Records to process:

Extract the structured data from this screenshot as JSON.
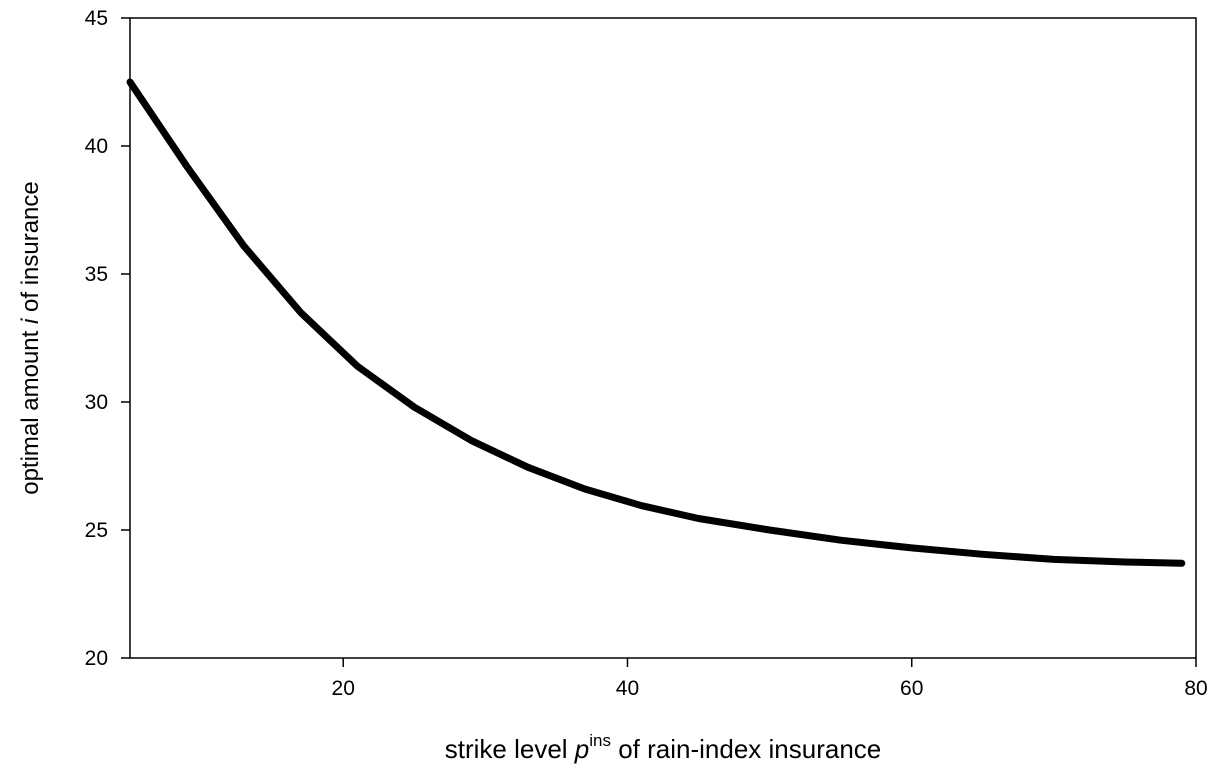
{
  "chart_data": {
    "type": "line",
    "xlabel": {
      "pre": "strike level ",
      "var": "p",
      "sup": "ins",
      "post": " of rain-index insurance"
    },
    "ylabel": {
      "pre": "optimal amount ",
      "var": "i",
      "post": " of insurance"
    },
    "xlim": [
      5,
      80
    ],
    "ylim": [
      20,
      45
    ],
    "xticks": [
      20,
      40,
      60,
      80
    ],
    "yticks": [
      20,
      25,
      30,
      35,
      40,
      45
    ],
    "grid": false,
    "series": [
      {
        "color": "#000000",
        "x": [
          5,
          9,
          13,
          17,
          21,
          25,
          29,
          33,
          37,
          41,
          45,
          50,
          55,
          60,
          65,
          70,
          75,
          79
        ],
        "y": [
          42.5,
          39.2,
          36.1,
          33.5,
          31.4,
          29.8,
          28.5,
          27.45,
          26.6,
          25.95,
          25.45,
          25.0,
          24.6,
          24.3,
          24.05,
          23.85,
          23.75,
          23.7
        ]
      }
    ]
  }
}
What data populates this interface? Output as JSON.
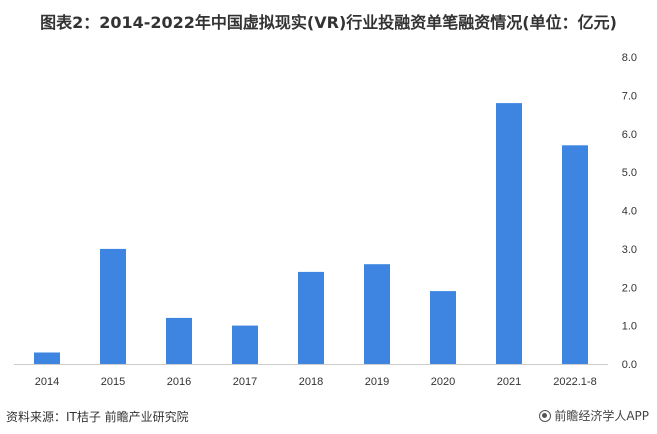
{
  "title": "图表2：2014-2022年中国虚拟现实(VR)行业投融资单笔融资情况(单位：亿元)",
  "footer": {
    "source": "资料来源：IT桔子 前瞻产业研究院",
    "brand": "前瞻经济学人APP"
  },
  "colors": {
    "bar": "#3d85e0",
    "axis": "#cccccc",
    "text": "#333333"
  },
  "chart_data": {
    "type": "bar",
    "categories": [
      "2014",
      "2015",
      "2016",
      "2017",
      "2018",
      "2019",
      "2020",
      "2021",
      "2022.1-8"
    ],
    "values": [
      0.3,
      3.0,
      1.2,
      1.0,
      2.4,
      2.6,
      1.9,
      6.8,
      5.7
    ],
    "ylim": [
      0,
      8
    ],
    "yticks": [
      "0.0",
      "1.0",
      "2.0",
      "3.0",
      "4.0",
      "5.0",
      "6.0",
      "7.0",
      "8.0"
    ],
    "y_axis_position": "right",
    "grid": false,
    "legend": "none",
    "title": "图表2：2014-2022年中国虚拟现实(VR)行业投融资单笔融资情况(单位：亿元)",
    "xlabel": "",
    "ylabel": ""
  }
}
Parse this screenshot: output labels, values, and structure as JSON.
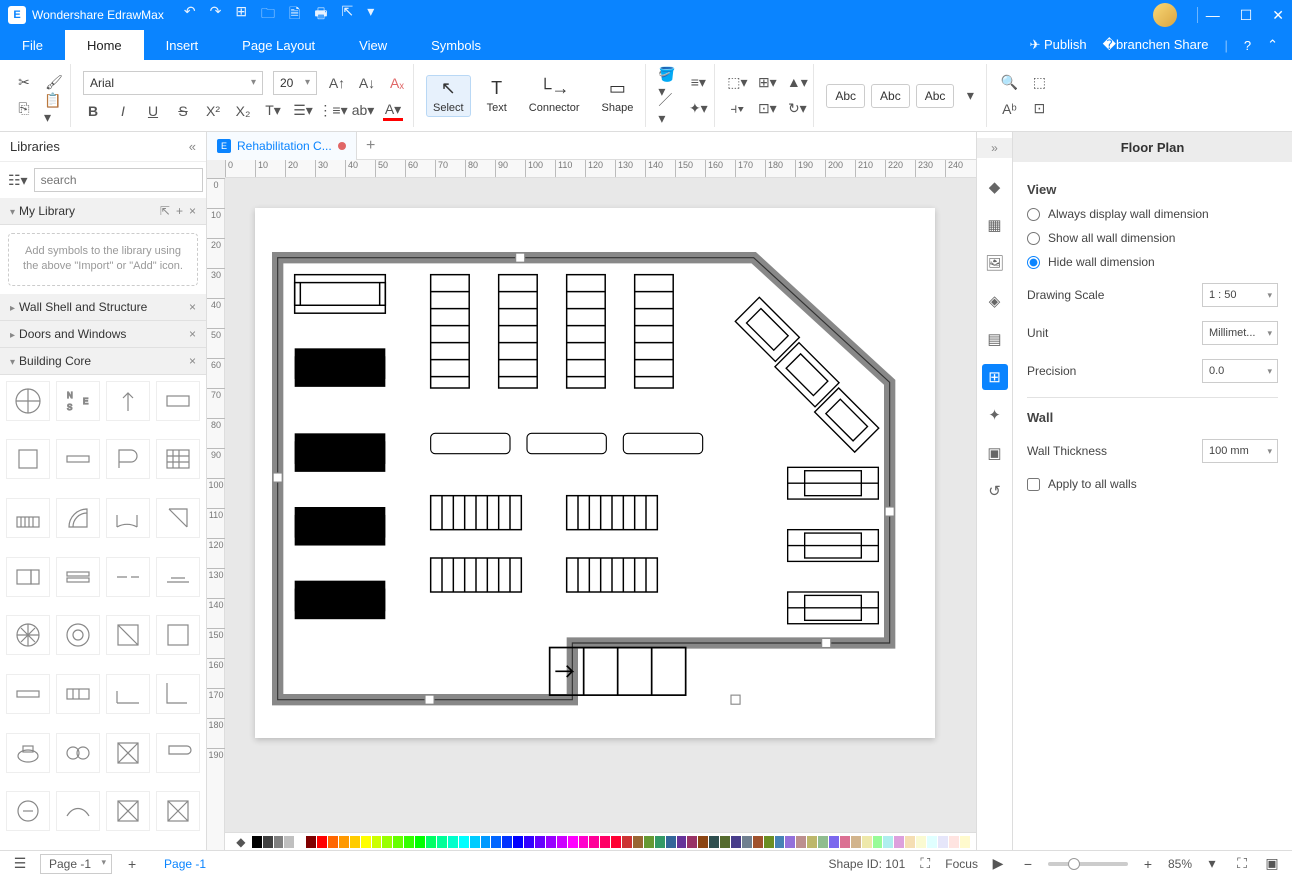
{
  "app": {
    "title": "Wondershare EdrawMax"
  },
  "menus": {
    "file": "File",
    "home": "Home",
    "insert": "Insert",
    "pagelayout": "Page Layout",
    "view": "View",
    "symbols": "Symbols",
    "publish": "Publish",
    "share": "Share"
  },
  "ribbon": {
    "font": "Arial",
    "size": "20",
    "select": "Select",
    "text": "Text",
    "connector": "Connector",
    "shape": "Shape",
    "abc": "Abc"
  },
  "left": {
    "title": "Libraries",
    "search_placeholder": "search",
    "mylibrary": "My Library",
    "hint": "Add symbols to the library using the above \"Import\" or \"Add\" icon.",
    "sections": [
      "Wall Shell and Structure",
      "Doors and Windows",
      "Building Core"
    ]
  },
  "filetab": "Rehabilitation C...",
  "proppanel": {
    "title": "Floor Plan",
    "view": "View",
    "opt1": "Always display wall dimension",
    "opt2": "Show all wall dimension",
    "opt3": "Hide wall dimension",
    "drawingscale": "Drawing Scale",
    "drawingscale_v": "1 : 50",
    "unit": "Unit",
    "unit_v": "Millimet...",
    "precision": "Precision",
    "precision_v": "0.0",
    "wall": "Wall",
    "wallthickness": "Wall Thickness",
    "wallthickness_v": "100 mm",
    "applyall": "Apply to all walls"
  },
  "status": {
    "page": "Page -1",
    "pagelabel": "Page -1",
    "shapeid": "Shape ID: 101",
    "focus": "Focus",
    "zoom": "85%"
  },
  "ruler": {
    "step": 10,
    "start": 0,
    "count": 25,
    "vcount": 20
  },
  "colors": [
    "#000000",
    "#404040",
    "#808080",
    "#c0c0c0",
    "#ffffff",
    "#800000",
    "#ff0000",
    "#ff6600",
    "#ff9900",
    "#ffcc00",
    "#ffff00",
    "#ccff00",
    "#99ff00",
    "#66ff00",
    "#33ff00",
    "#00ff00",
    "#00ff66",
    "#00ff99",
    "#00ffcc",
    "#00ffff",
    "#00ccff",
    "#0099ff",
    "#0066ff",
    "#0033ff",
    "#0000ff",
    "#3300ff",
    "#6600ff",
    "#9900ff",
    "#cc00ff",
    "#ff00ff",
    "#ff00cc",
    "#ff0099",
    "#ff0066",
    "#ff0033",
    "#cc3333",
    "#996633",
    "#669933",
    "#339966",
    "#336699",
    "#663399",
    "#993366",
    "#8b4513",
    "#2f4f4f",
    "#556b2f",
    "#483d8b",
    "#708090",
    "#a0522d",
    "#6b8e23",
    "#4682b4",
    "#9370db",
    "#bc8f8f",
    "#bdb76b",
    "#8fbc8f",
    "#7b68ee",
    "#db7093",
    "#d2b48c",
    "#eee8aa",
    "#98fb98",
    "#afeeee",
    "#dda0dd",
    "#f5deb3",
    "#fafad2",
    "#e0ffff",
    "#e6e6fa",
    "#ffe4e1",
    "#fffacd"
  ]
}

Short task: Transcribe the complete set of entries verbatim. No pictures belong in the copy.

Written answer:
Extract the structured data from this screenshot as JSON.
{
  "chart_data": {
    "type": "line",
    "xlabel": {
      "pre": "strike level ",
      "var": "p",
      "sup": "ins",
      "post": " of rain-index insurance"
    },
    "ylabel": {
      "pre": "optimal amount ",
      "var": "i",
      "post": " of insurance"
    },
    "xlim": [
      5,
      80
    ],
    "ylim": [
      20,
      45
    ],
    "xticks": [
      20,
      40,
      60,
      80
    ],
    "yticks": [
      20,
      25,
      30,
      35,
      40,
      45
    ],
    "grid": false,
    "series": [
      {
        "color": "#000000",
        "x": [
          5,
          9,
          13,
          17,
          21,
          25,
          29,
          33,
          37,
          41,
          45,
          50,
          55,
          60,
          65,
          70,
          75,
          79
        ],
        "y": [
          42.5,
          39.2,
          36.1,
          33.5,
          31.4,
          29.8,
          28.5,
          27.45,
          26.6,
          25.95,
          25.45,
          25.0,
          24.6,
          24.3,
          24.05,
          23.85,
          23.75,
          23.7
        ]
      }
    ]
  }
}
What data populates this interface? Output as JSON.
{
  "title": "图表2：2014-2022年中国虚拟现实(VR)行业投融资单笔融资情况(单位：亿元)",
  "footer": {
    "source": "资料来源：IT桔子 前瞻产业研究院",
    "brand": "前瞻经济学人APP"
  },
  "colors": {
    "bar": "#3d85e0",
    "axis": "#cccccc",
    "text": "#333333"
  },
  "chart_data": {
    "type": "bar",
    "categories": [
      "2014",
      "2015",
      "2016",
      "2017",
      "2018",
      "2019",
      "2020",
      "2021",
      "2022.1-8"
    ],
    "values": [
      0.3,
      3.0,
      1.2,
      1.0,
      2.4,
      2.6,
      1.9,
      6.8,
      5.7
    ],
    "ylim": [
      0,
      8
    ],
    "yticks": [
      "0.0",
      "1.0",
      "2.0",
      "3.0",
      "4.0",
      "5.0",
      "6.0",
      "7.0",
      "8.0"
    ],
    "y_axis_position": "right",
    "grid": false,
    "legend": "none",
    "title": "图表2：2014-2022年中国虚拟现实(VR)行业投融资单笔融资情况(单位：亿元)",
    "xlabel": "",
    "ylabel": ""
  }
}
Parse this screenshot: output labels, values, and structure as JSON.
{
  "app": {
    "title": "Wondershare EdrawMax"
  },
  "menus": {
    "file": "File",
    "home": "Home",
    "insert": "Insert",
    "pagelayout": "Page Layout",
    "view": "View",
    "symbols": "Symbols",
    "publish": "Publish",
    "share": "Share"
  },
  "ribbon": {
    "font": "Arial",
    "size": "20",
    "select": "Select",
    "text": "Text",
    "connector": "Connector",
    "shape": "Shape",
    "abc": "Abc"
  },
  "left": {
    "title": "Libraries",
    "search_placeholder": "search",
    "mylibrary": "My Library",
    "hint": "Add symbols to the library using the above \"Import\" or \"Add\" icon.",
    "sections": [
      "Wall Shell and Structure",
      "Doors and Windows",
      "Building Core"
    ]
  },
  "filetab": "Rehabilitation C...",
  "proppanel": {
    "title": "Floor Plan",
    "view": "View",
    "opt1": "Always display wall dimension",
    "opt2": "Show all wall dimension",
    "opt3": "Hide wall dimension",
    "drawingscale": "Drawing Scale",
    "drawingscale_v": "1 : 50",
    "unit": "Unit",
    "unit_v": "Millimet...",
    "precision": "Precision",
    "precision_v": "0.0",
    "wall": "Wall",
    "wallthickness": "Wall Thickness",
    "wallthickness_v": "100 mm",
    "applyall": "Apply to all walls"
  },
  "status": {
    "page": "Page -1",
    "pagelabel": "Page -1",
    "shapeid": "Shape ID: 101",
    "focus": "Focus",
    "zoom": "85%"
  },
  "ruler": {
    "step": 10,
    "start": 0,
    "count": 25,
    "vcount": 20
  },
  "colors": [
    "#000000",
    "#404040",
    "#808080",
    "#c0c0c0",
    "#ffffff",
    "#800000",
    "#ff0000",
    "#ff6600",
    "#ff9900",
    "#ffcc00",
    "#ffff00",
    "#ccff00",
    "#99ff00",
    "#66ff00",
    "#33ff00",
    "#00ff00",
    "#00ff66",
    "#00ff99",
    "#00ffcc",
    "#00ffff",
    "#00ccff",
    "#0099ff",
    "#0066ff",
    "#0033ff",
    "#0000ff",
    "#3300ff",
    "#6600ff",
    "#9900ff",
    "#cc00ff",
    "#ff00ff",
    "#ff00cc",
    "#ff0099",
    "#ff0066",
    "#ff0033",
    "#cc3333",
    "#996633",
    "#669933",
    "#339966",
    "#336699",
    "#663399",
    "#993366",
    "#8b4513",
    "#2f4f4f",
    "#556b2f",
    "#483d8b",
    "#708090",
    "#a0522d",
    "#6b8e23",
    "#4682b4",
    "#9370db",
    "#bc8f8f",
    "#bdb76b",
    "#8fbc8f",
    "#7b68ee",
    "#db7093",
    "#d2b48c",
    "#eee8aa",
    "#98fb98",
    "#afeeee",
    "#dda0dd",
    "#f5deb3",
    "#fafad2",
    "#e0ffff",
    "#e6e6fa",
    "#ffe4e1",
    "#fffacd"
  ]
}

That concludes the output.